Written exercise — Across the entries below, count the lines in which the word "ketahanan" occurs. Reply with the count alone.

Materials provided —
▬▬▬▬▬▬▬▬▬▬

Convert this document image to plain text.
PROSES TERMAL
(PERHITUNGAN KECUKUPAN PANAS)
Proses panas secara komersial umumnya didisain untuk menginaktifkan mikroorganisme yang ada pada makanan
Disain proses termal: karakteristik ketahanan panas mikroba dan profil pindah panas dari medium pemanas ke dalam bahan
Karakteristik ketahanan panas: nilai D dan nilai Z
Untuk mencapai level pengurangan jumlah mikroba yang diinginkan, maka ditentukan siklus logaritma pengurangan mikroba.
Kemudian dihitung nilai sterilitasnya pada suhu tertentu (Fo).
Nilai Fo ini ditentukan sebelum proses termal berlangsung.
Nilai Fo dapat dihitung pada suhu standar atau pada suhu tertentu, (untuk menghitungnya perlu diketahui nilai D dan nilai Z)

▬▬▬▬▬▬▬▬▬▬

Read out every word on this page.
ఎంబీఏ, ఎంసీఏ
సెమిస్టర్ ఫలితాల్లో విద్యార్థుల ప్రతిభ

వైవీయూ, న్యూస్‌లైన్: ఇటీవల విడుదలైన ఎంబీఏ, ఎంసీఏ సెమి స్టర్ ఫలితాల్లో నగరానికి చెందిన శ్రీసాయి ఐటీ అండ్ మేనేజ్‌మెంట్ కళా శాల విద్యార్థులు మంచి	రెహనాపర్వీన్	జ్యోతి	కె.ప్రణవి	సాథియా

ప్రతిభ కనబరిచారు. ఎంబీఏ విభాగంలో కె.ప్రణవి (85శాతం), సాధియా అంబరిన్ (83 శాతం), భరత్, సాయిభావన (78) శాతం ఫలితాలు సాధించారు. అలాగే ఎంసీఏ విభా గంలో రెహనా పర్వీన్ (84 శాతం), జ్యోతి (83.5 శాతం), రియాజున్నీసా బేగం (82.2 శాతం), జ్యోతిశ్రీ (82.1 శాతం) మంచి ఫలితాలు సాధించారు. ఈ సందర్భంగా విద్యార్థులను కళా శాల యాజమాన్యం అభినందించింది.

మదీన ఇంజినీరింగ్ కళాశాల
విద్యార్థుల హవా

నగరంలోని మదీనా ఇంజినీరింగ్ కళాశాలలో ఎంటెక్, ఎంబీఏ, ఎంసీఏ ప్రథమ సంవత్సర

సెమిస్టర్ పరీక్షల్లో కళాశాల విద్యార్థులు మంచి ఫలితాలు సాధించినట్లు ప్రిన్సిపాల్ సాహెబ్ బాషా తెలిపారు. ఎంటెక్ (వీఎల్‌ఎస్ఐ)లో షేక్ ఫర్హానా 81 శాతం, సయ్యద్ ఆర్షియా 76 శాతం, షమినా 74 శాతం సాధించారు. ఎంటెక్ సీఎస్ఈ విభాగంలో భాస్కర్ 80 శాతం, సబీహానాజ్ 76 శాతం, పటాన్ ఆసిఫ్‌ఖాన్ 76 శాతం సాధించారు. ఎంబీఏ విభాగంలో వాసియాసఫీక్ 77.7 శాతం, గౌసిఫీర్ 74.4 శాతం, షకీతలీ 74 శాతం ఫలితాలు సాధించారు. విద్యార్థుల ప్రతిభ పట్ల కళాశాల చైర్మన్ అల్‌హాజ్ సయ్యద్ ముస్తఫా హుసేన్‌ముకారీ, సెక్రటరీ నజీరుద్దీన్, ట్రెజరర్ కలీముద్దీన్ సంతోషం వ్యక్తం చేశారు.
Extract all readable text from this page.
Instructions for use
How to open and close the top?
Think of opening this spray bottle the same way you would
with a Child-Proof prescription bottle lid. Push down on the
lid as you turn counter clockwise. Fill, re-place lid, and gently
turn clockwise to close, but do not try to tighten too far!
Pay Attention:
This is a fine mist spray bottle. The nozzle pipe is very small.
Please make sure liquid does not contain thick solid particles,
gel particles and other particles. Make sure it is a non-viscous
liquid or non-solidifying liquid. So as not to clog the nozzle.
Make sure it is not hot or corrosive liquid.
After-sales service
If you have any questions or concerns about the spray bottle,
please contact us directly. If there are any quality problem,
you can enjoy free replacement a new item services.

▬▬▬▬▬▬▬▬▬▬

Exercise answer — 2